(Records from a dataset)
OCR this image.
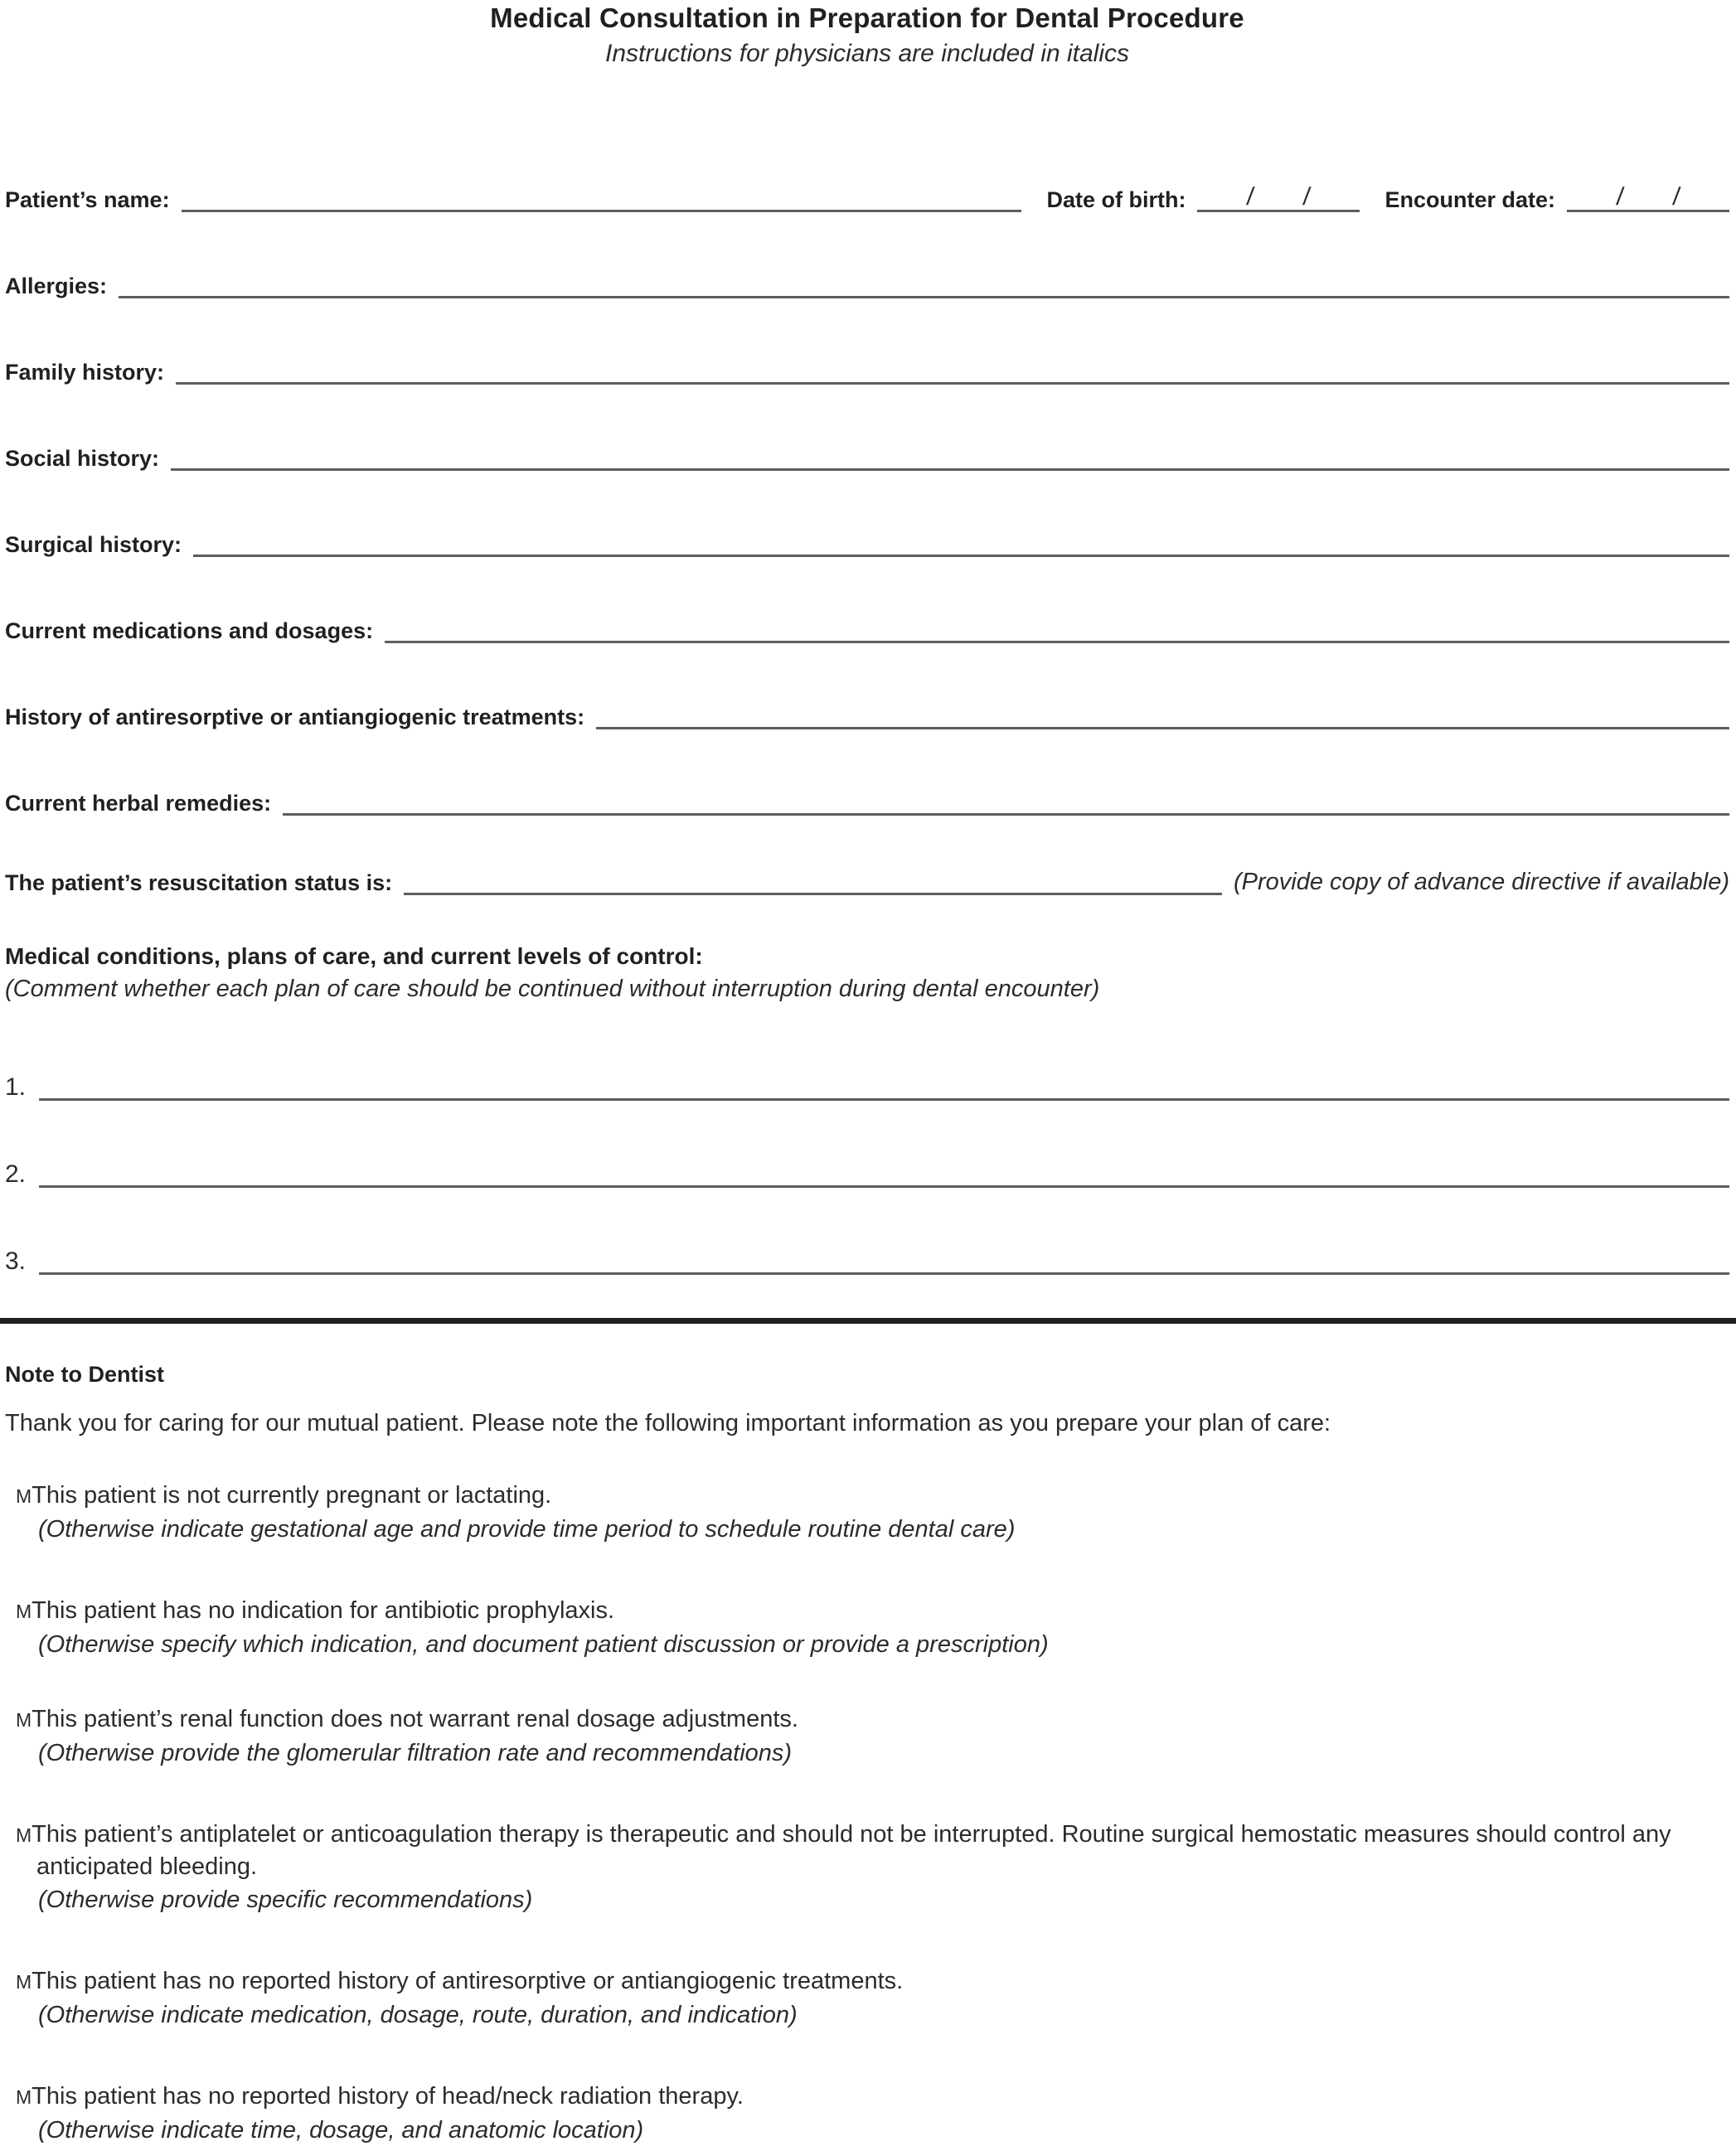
Medical Consultation in Preparation for Dental Procedure
Instructions for physicians are included in italics
Patient’s name:	Date of birth:	/ /	Encounter date:	/ /
Allergies:
Family history:
Social history:
Surgical history:
Current medications and dosages:
History of antiresorptive or antiangiogenic treatments:
Current herbal remedies:
The patient’s resuscitation status is:	(Provide copy of advance directive if available)
Medical conditions, plans of care, and current levels of control:
(Comment whether each plan of care should be continued without interruption during dental encounter)
1.
2.
3.
Note to Dentist
Thank you for caring for our mutual patient. Please note the following important information as you prepare your plan of care:
MThis patient is not currently pregnant or lactating.
(Otherwise indicate gestational age and provide time period to schedule routine dental care)
MThis patient has no indication for antibiotic prophylaxis.
(Otherwise specify which indication, and document patient discussion or provide a prescription)
MThis patient’s renal function does not warrant renal dosage adjustments.
(Otherwise provide the glomerular filtration rate and recommendations)
MThis patient’s antiplatelet or anticoagulation therapy is therapeutic and should not be interrupted. Routine surgical hemostatic measures should control any anticipated bleeding.
(Otherwise provide specific recommendations)
MThis patient has no reported history of antiresorptive or antiangiogenic treatments.
(Otherwise indicate medication, dosage, route, duration, and indication)
MThis patient has no reported history of head/neck radiation therapy.
(Otherwise indicate time, dosage, and anatomic location)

■ PROBLEM REQUIREMENTS:
Every line in the data that holds "treatments" should be copied out.

■ EXERCISE RESPONSE:
History of antiresorptive or antiangiogenic treatments:
MThis patient has no reported history of antiresorptive or antiangiogenic treatments.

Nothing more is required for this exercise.